## start

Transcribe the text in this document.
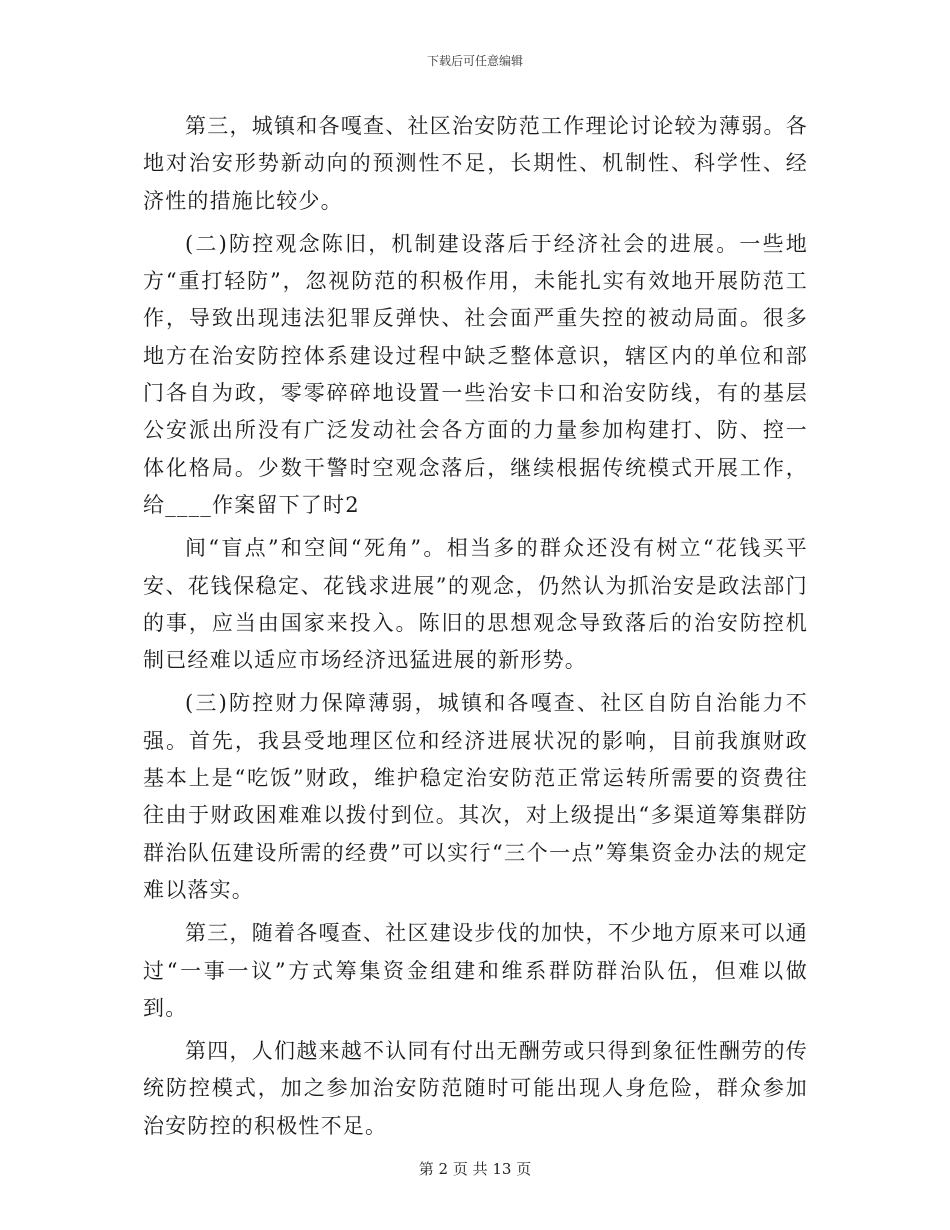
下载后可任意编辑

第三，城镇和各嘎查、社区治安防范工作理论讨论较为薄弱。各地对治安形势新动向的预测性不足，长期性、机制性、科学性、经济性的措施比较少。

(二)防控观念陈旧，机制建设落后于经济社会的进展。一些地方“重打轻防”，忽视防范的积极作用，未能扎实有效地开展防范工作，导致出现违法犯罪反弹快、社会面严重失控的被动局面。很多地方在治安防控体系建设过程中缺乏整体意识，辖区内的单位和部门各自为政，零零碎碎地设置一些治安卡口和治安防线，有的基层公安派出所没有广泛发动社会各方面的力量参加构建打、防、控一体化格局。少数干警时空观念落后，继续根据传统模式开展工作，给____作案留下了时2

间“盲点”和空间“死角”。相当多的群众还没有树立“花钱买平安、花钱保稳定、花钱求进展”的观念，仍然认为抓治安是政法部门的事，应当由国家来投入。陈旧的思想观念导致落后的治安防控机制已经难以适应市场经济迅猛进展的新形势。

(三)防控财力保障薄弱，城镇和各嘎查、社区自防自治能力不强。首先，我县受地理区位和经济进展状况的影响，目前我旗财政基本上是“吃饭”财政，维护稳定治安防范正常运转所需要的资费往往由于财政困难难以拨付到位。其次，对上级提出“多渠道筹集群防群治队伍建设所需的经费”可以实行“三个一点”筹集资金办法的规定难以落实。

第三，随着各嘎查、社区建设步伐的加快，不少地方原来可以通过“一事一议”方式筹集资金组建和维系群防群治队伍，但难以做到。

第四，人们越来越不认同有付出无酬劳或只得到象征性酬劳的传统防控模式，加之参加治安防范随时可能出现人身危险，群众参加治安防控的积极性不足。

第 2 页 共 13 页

## end

_Task brief_.
Find each line holding the string "城镇和各嘎查" and copy it out.

_Solution to this problem_.
第三，城镇和各嘎查、社区治安防范工作理论讨论较为薄弱。各地对治安形势新动向的预测性不足，长期性、机制性、科学性、经济性的措施比较少。
(三)防控财力保障薄弱，城镇和各嘎查、社区自防自治能力不强。首先，我县受地理区位和经济进展状况的影响，目前我旗财政基本上是“吃饭”财政，维护稳定治安防范正常运转所需要的资费往往由于财政困难难以拨付到位。其次，对上级提出“多渠道筹集群防群治队伍建设所需的经费”可以实行“三个一点”筹集资金办法的规定难以落实。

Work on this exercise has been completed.